[Stored records]
•••

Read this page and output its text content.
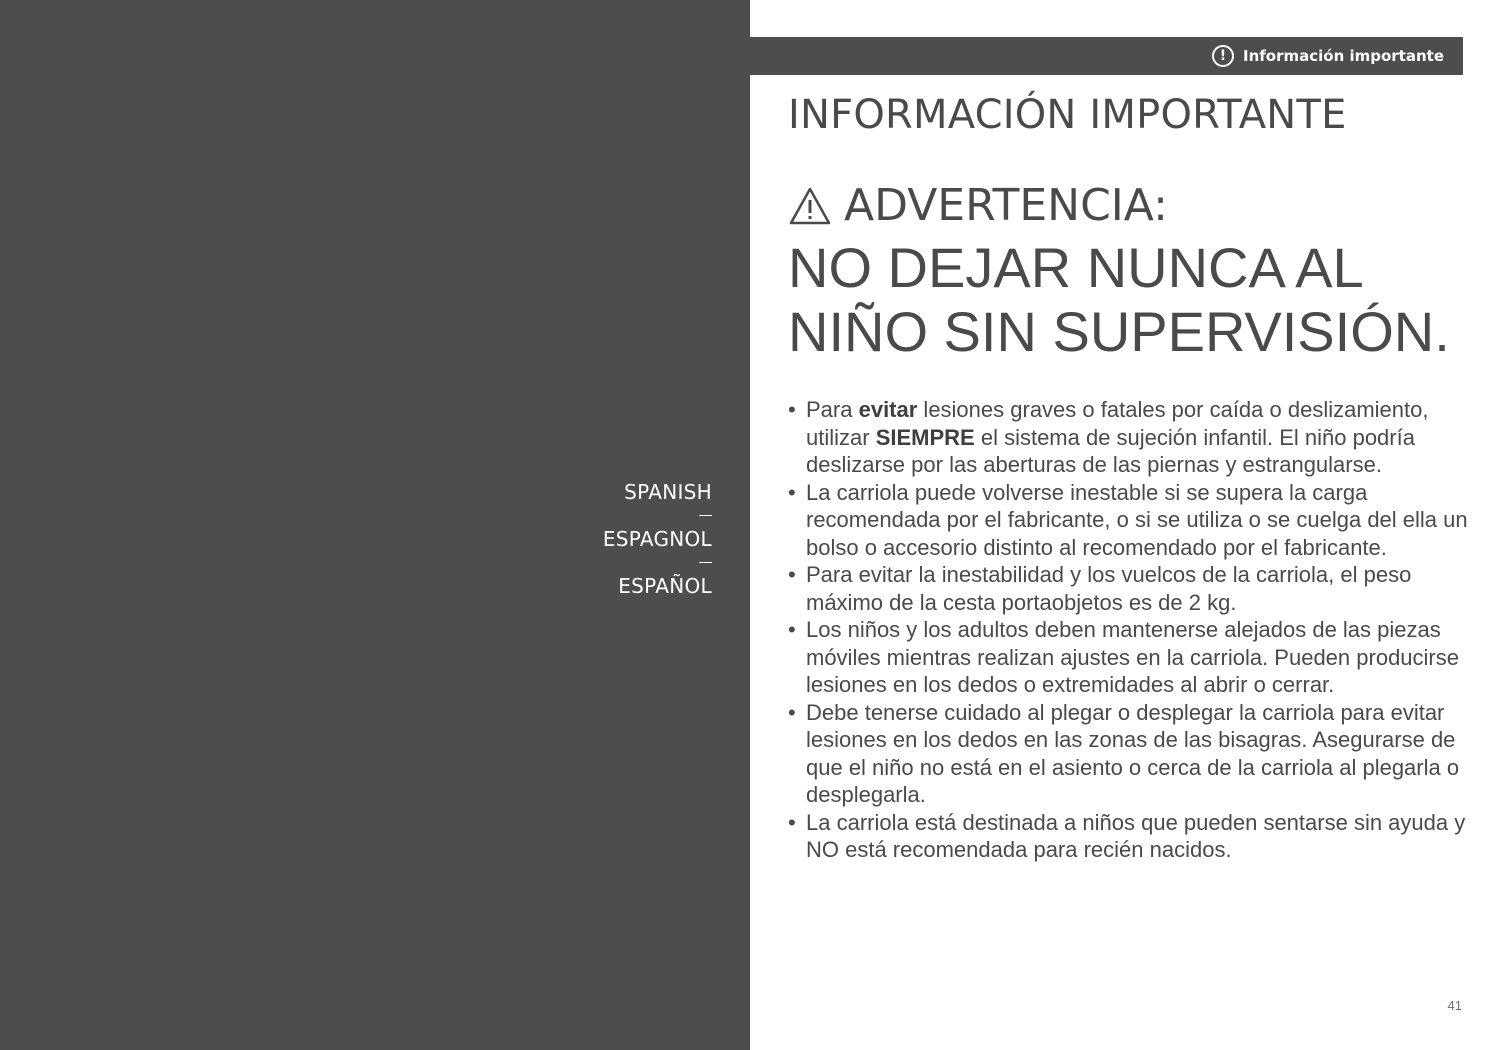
SPANISH
ESPAGNOL
ESPAÑOL
!	Información importante
INFORMACIÓN IMPORTANTE
ADVERTENCIA:

NO DEJAR NUNCA AL

NIÑO SIN SUPERVISIÓN.

• Para evitar lesiones graves o fatales por caída o deslizamiento, utilizar SIEMPRE el sistema de sujeción infantil. El niño podría deslizarse por las aberturas de las piernas y estrangularse.
• La carriola puede volverse inestable si se supera la carga recomendada por el fabricante, o si se utiliza o se cuelga del ella un bolso o accesorio distinto al recomendado por el fabricante.
• Para evitar la inestabilidad y los vuelcos de la carriola, el peso máximo de la cesta portaobjetos es de 2 kg.
• Los niños y los adultos deben mantenerse alejados de las piezas móviles mientras realizan ajustes en la carriola. Pueden producirse lesiones en los dedos o extremidades al abrir o cerrar.
• Debe tenerse cuidado al plegar o desplegar la carriola para evitar lesiones en los dedos en las zonas de las bisagras. Asegurarse de que el niño no está en el asiento o cerca de la carriola al plegarla o desplegarla.
• La carriola está destinada a niños que pueden sentarse sin ayuda y NO está recomendada para recién nacidos.
41
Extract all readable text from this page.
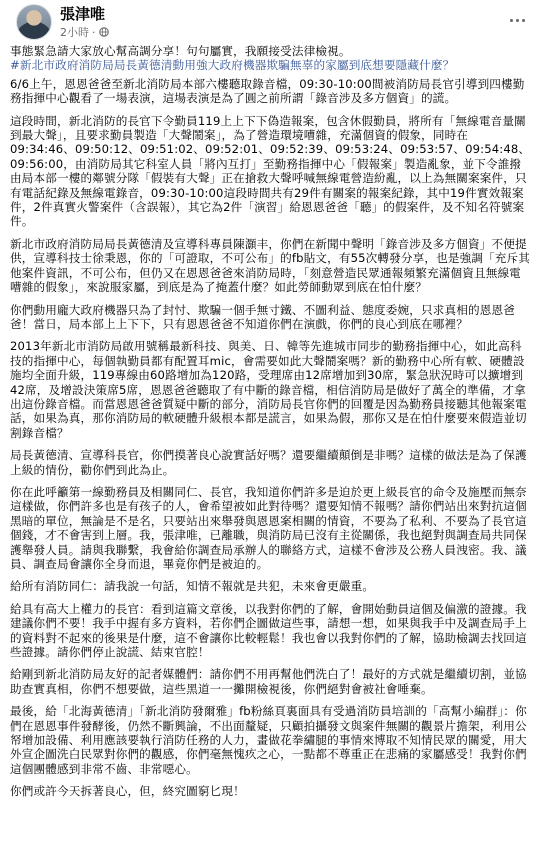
張津唯
2小時 ·

事態緊急請大家放心幫高調分享！句句屬實，我願接受法律檢視。
#新北市政府消防局局長黃德清動用強大政府機器欺騙無辜的家屬到底想要隱藏什麼？

6/6上午，恩恩爸爸至新北消防局本部六樓聽取錄音檔，09:30-10:00間被消防局長官引導到四樓勤務指揮中心觀看了一場表演，這場表演是為了圓之前所謂「錄音涉及多方個資」的謊。

這段時間，新北消防的長官下令勤員119上上下下偽造報案，包含休假勤員，將所有「無線電音量關到最大聲」，且要求勤員製造「大聲鬧案」，為了營造環境嘈雜，充滿個資的假象，同時在09:34:46、09:50:12、09:51:02、09:52:01、09:52:39、09:53:24、09:53:57、09:54:48、09:56:00，由消防局其它科室人員「將內互打」至勤務指揮中心「假報案」製造亂象，並下令誰撥由局本部一樓的鄰號分隊「假裝有大聲」正在搶救大聲呼喊無線電營造紛亂，以上為無關案案件，只有電話紀錄及無線電錄音，09:30-10:00這段時間共有29件有關案的報案紀錄，其中19件實效報案件，2件真實火警案件（含誤報），其它為2件「演習」給恩恩爸爸「聽」的假案件，及不知名符號案件。

新北市政府消防局局長黃德清及宣導科專員陳灝丰，你們在新聞中聲明「錄音涉及多方個資」不便提供，宣導科技士徐秉恩，你的「可證取，不可公布」的fb貼文，有55次轉發分享，也是強調「充斥其他案件資訊，不可公布，但仍又在恩恩爸爸來消防局時，「刻意營造民眾通報頻繁充滿個資且無線電嘈雜的假象」，來說服家屬，到底是為了掩蓋什麼？如此勞師動眾到底在怕什麼？

你們動用龐大政府機器只為了封忖、欺騙一個手無寸鐵、不圖利益、態度委婉，只求真相的恩恩爸爸！當日，局本部上上下下，只有恩恩爸爸不知道你們在演戲，你們的良心到底在哪裡？

2013年新北市消防局啟用號稱最新科技、與美、日、韓等先進城市同步的勤務指揮中心，如此高科技的指揮中心，每個執勤員都有配置耳mic，會需要如此大聲鬧案嗎？新的勤務中心所有軟、硬體設施均全面升級，119專線由60路增加為120路，受理席由12席增加到30席，緊急狀況時可以擴增到42席，及增設決策席5席，恩恩爸爸聽取了有中斷的錄音檔，相信消防局是做好了萬全的準備，才拿出這份錄音檔。而當恩恩爸爸質疑中斷的部分，消防局長官你們的回覆是因為勤務員接聽其他報案電話，如果為真，那你消防局的軟硬體升級根本都是謊言，如果為假，那你又是在怕什麼要來假造並切割錄音檔？

局長黃德清、宣導科長官，你們摸著良心說實話好嗎？還要繼續顛倒是非嗎？這樣的做法是為了保護上級的情份，勸你們到此為止。

你在此呼籲第一線勤務員及相關同仁、長官，我知道你們許多是迫於更上級長官的命令及施壓而無奈這樣做，你們許多也是有孩子的人，會希望被如此對待嗎？還要知情不報嗎？請你們站出來對抗這個黑暗的單位，無論是不是名，只要站出來舉發與恩恩案相關的情資，不要為了私利、不要為了長官這個錢，才不會害到上層。我，張津唯，已離職，與消防局已沒有主從關係，我也絕對與調查局共同保護舉發人員。請與我聯繫，我會給你調查局承辦人的聯絡方式，這樣不會涉及公務人員洩密。我、議員、調查局會讓你全身而退，畢竟你們是被迫的。

給所有消防同仁：請我說一句話，知情不報就是共犯，未來會更嚴重。

給具有高大上權力的長官：看到這篇文章後，以我對你們的了解，會開始動員這個及偏激的證據。我建議你們不要！我手中握有多方資料，若你們企圖做這些事，請想一想，如果與我手中及調查局手上的資料對不起來的後果是什麼，這不會讓你比較輕鬆！我也會以我對你們的了解，協助檢調去找回這些證據。請你們停止說謊、結束官腔！

給剛到新北消防局友好的記者媒體們：請你們不用再幫他們洗白了！最好的方式就是繼續切割，並協助查實真相，你們不想要做，這些黑道一一攤開檢視後，你們絕對會被社會唾棄。

最後，給「北海黃德清」「新北消防發爾雅」fb粉絲頁裏面具有受過消防員培訓的「高幫小編群」：你們在恩恩事件發酵後，仍然不斷興論，不出面釐疑，只顧拍攝發文與案件無關的觀景片擔架，利用公帑增加設備、利用應該要執行消防任務的人力，畫做花拳繡腿的事情來博取不知情民眾的關愛，用大外宣企圖洗白民眾對你們的觀感，你們毫無愧疚之心，一點都不尊重正在悲痛的家屬感受！我對你們這個團體感到非常不齒、非常噁心。

你們或許今天拆著良心，但，終究圖窮匕現！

•••

__What this task involves__. Exclude the images and reproduce the remaining data exactly.

__Result of the task__.
Read this page and output its text content.
SPANISH
ESPAGNOL
ESPAÑOL
!	Información importante
INFORMACIÓN IMPORTANTE
ADVERTENCIA:

NO DEJAR NUNCA AL

NIÑO SIN SUPERVISIÓN.

• Para evitar lesiones graves o fatales por caída o deslizamiento, utilizar SIEMPRE el sistema de sujeción infantil. El niño podría deslizarse por las aberturas de las piernas y estrangularse.
• La carriola puede volverse inestable si se supera la carga recomendada por el fabricante, o si se utiliza o se cuelga del ella un bolso o accesorio distinto al recomendado por el fabricante.
• Para evitar la inestabilidad y los vuelcos de la carriola, el peso máximo de la cesta portaobjetos es de 2 kg.
• Los niños y los adultos deben mantenerse alejados de las piezas móviles mientras realizan ajustes en la carriola. Pueden producirse lesiones en los dedos o extremidades al abrir o cerrar.
• Debe tenerse cuidado al plegar o desplegar la carriola para evitar lesiones en los dedos en las zonas de las bisagras. Asegurarse de que el niño no está en el asiento o cerca de la carriola al plegarla o desplegarla.
• La carriola está destinada a niños que pueden sentarse sin ayuda y NO está recomendada para recién nacidos.
41
Extract all readable text from this page.
張津唯
2小時 ·

事態緊急請大家放心幫高調分享！句句屬實，我願接受法律檢視。
#新北市政府消防局局長黃德清動用強大政府機器欺騙無辜的家屬到底想要隱藏什麼？

6/6上午，恩恩爸爸至新北消防局本部六樓聽取錄音檔，09:30-10:00間被消防局長官引導到四樓勤務指揮中心觀看了一場表演，這場表演是為了圓之前所謂「錄音涉及多方個資」的謊。

這段時間，新北消防的長官下令勤員119上上下下偽造報案，包含休假勤員，將所有「無線電音量關到最大聲」，且要求勤員製造「大聲鬧案」，為了營造環境嘈雜，充滿個資的假象，同時在09:34:46、09:50:12、09:51:02、09:52:01、09:52:39、09:53:24、09:53:57、09:54:48、09:56:00，由消防局其它科室人員「將內互打」至勤務指揮中心「假報案」製造亂象，並下令誰撥由局本部一樓的鄰號分隊「假裝有大聲」正在搶救大聲呼喊無線電營造紛亂，以上為無關案案件，只有電話紀錄及無線電錄音，09:30-10:00這段時間共有29件有關案的報案紀錄，其中19件實效報案件，2件真實火警案件（含誤報），其它為2件「演習」給恩恩爸爸「聽」的假案件，及不知名符號案件。

新北市政府消防局局長黃德清及宣導科專員陳灝丰，你們在新聞中聲明「錄音涉及多方個資」不便提供，宣導科技士徐秉恩，你的「可證取，不可公布」的fb貼文，有55次轉發分享，也是強調「充斥其他案件資訊，不可公布，但仍又在恩恩爸爸來消防局時，「刻意營造民眾通報頻繁充滿個資且無線電嘈雜的假象」，來說服家屬，到底是為了掩蓋什麼？如此勞師動眾到底在怕什麼？

你們動用龐大政府機器只為了封忖、欺騙一個手無寸鐵、不圖利益、態度委婉，只求真相的恩恩爸爸！當日，局本部上上下下，只有恩恩爸爸不知道你們在演戲，你們的良心到底在哪裡？

2013年新北市消防局啟用號稱最新科技、與美、日、韓等先進城市同步的勤務指揮中心，如此高科技的指揮中心，每個執勤員都有配置耳mic，會需要如此大聲鬧案嗎？新的勤務中心所有軟、硬體設施均全面升級，119專線由60路增加為120路，受理席由12席增加到30席，緊急狀況時可以擴增到42席，及增設決策席5席，恩恩爸爸聽取了有中斷的錄音檔，相信消防局是做好了萬全的準備，才拿出這份錄音檔。而當恩恩爸爸質疑中斷的部分，消防局長官你們的回覆是因為勤務員接聽其他報案電話，如果為真，那你消防局的軟硬體升級根本都是謊言，如果為假，那你又是在怕什麼要來假造並切割錄音檔？

局長黃德清、宣導科長官，你們摸著良心說實話好嗎？還要繼續顛倒是非嗎？這樣的做法是為了保護上級的情份，勸你們到此為止。

你在此呼籲第一線勤務員及相關同仁、長官，我知道你們許多是迫於更上級長官的命令及施壓而無奈這樣做，你們許多也是有孩子的人，會希望被如此對待嗎？還要知情不報嗎？請你們站出來對抗這個黑暗的單位，無論是不是名，只要站出來舉發與恩恩案相關的情資，不要為了私利、不要為了長官這個錢，才不會害到上層。我，張津唯，已離職，與消防局已沒有主從關係，我也絕對與調查局共同保護舉發人員。請與我聯繫，我會給你調查局承辦人的聯絡方式，這樣不會涉及公務人員洩密。我、議員、調查局會讓你全身而退，畢竟你們是被迫的。

給所有消防同仁：請我說一句話，知情不報就是共犯，未來會更嚴重。

給具有高大上權力的長官：看到這篇文章後，以我對你們的了解，會開始動員這個及偏激的證據。我建議你們不要！我手中握有多方資料，若你們企圖做這些事，請想一想，如果與我手中及調查局手上的資料對不起來的後果是什麼，這不會讓你比較輕鬆！我也會以我對你們的了解，協助檢調去找回這些證據。請你們停止說謊、結束官腔！

給剛到新北消防局友好的記者媒體們：請你們不用再幫他們洗白了！最好的方式就是繼續切割，並協助查實真相，你們不想要做，這些黑道一一攤開檢視後，你們絕對會被社會唾棄。

最後，給「北海黃德清」「新北消防發爾雅」fb粉絲頁裏面具有受過消防員培訓的「高幫小編群」：你們在恩恩事件發酵後，仍然不斷興論，不出面釐疑，只顧拍攝發文與案件無關的觀景片擔架，利用公帑增加設備、利用應該要執行消防任務的人力，畫做花拳繡腿的事情來博取不知情民眾的關愛，用大外宣企圖洗白民眾對你們的觀感，你們毫無愧疚之心，一點都不尊重正在悲痛的家屬感受！我對你們這個團體感到非常不齒、非常噁心。

你們或許今天拆著良心，但，終究圖窮匕現！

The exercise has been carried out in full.